[Raw records]
************

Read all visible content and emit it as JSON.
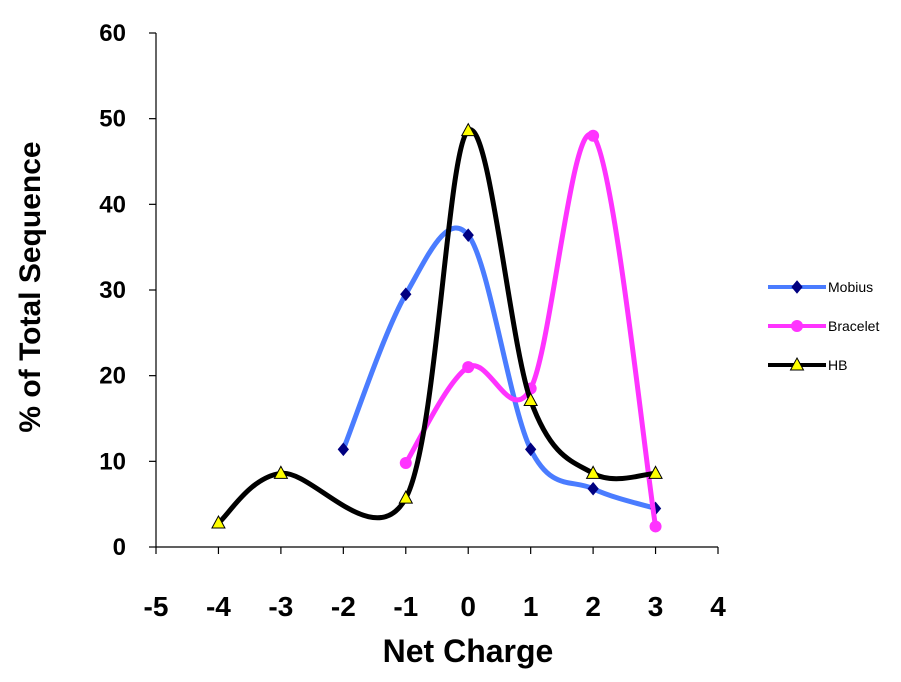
{
  "chart_data": {
    "type": "line",
    "xlabel": "Net Charge",
    "ylabel": "% of Total Sequence",
    "xlim": [
      -5,
      4
    ],
    "ylim": [
      0,
      60
    ],
    "xticks": [
      -5,
      -4,
      -3,
      -2,
      -1,
      0,
      1,
      2,
      3,
      4
    ],
    "yticks": [
      0,
      10,
      20,
      30,
      40,
      50,
      60
    ],
    "smooth": true,
    "grid": false,
    "legend_position": "right",
    "series": [
      {
        "name": "Mobius",
        "color": "#4a7cff",
        "marker": "diamond",
        "marker_color": "#000080",
        "points": [
          [
            -2,
            11.4
          ],
          [
            -1,
            29.5
          ],
          [
            0,
            36.4
          ],
          [
            1,
            11.4
          ],
          [
            2,
            6.8
          ],
          [
            3,
            4.5
          ]
        ]
      },
      {
        "name": "Bracelet",
        "color": "#ff33ff",
        "marker": "circle",
        "marker_color": "#ff33ff",
        "points": [
          [
            -1,
            9.8
          ],
          [
            0,
            21.0
          ],
          [
            1,
            18.5
          ],
          [
            2,
            48.0
          ],
          [
            3,
            2.4
          ]
        ]
      },
      {
        "name": "HB",
        "color": "#000000",
        "marker": "triangle",
        "marker_color": "#ffff00",
        "points": [
          [
            -4,
            2.8
          ],
          [
            -3,
            8.6
          ],
          [
            -1,
            5.7
          ],
          [
            0,
            48.6
          ],
          [
            1,
            17.1
          ],
          [
            2,
            8.6
          ],
          [
            3,
            8.6
          ]
        ]
      }
    ]
  }
}
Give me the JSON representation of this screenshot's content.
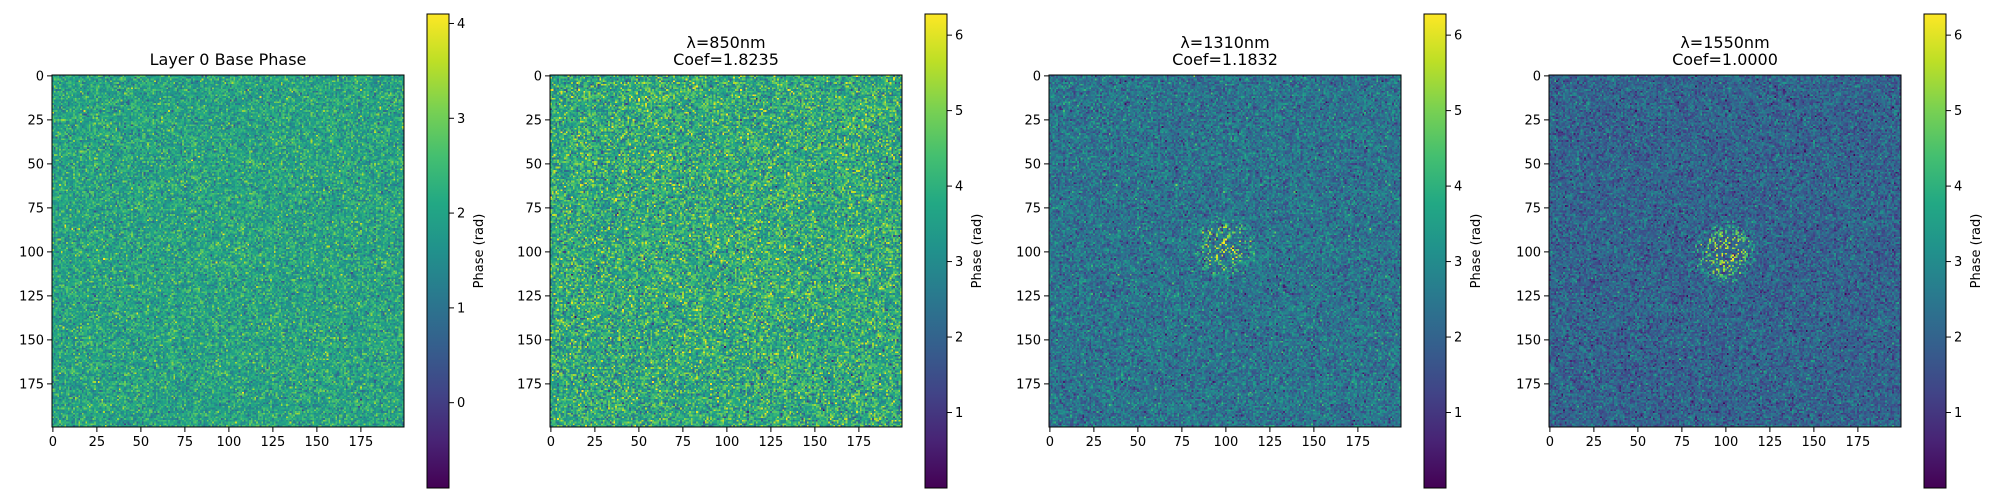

************

_Prompt_
Pull out each line holding the string "JSON".

_Exercise output_
Read all visible content and emit it as JSON.
Give me the JSON representation of this screenshot's content.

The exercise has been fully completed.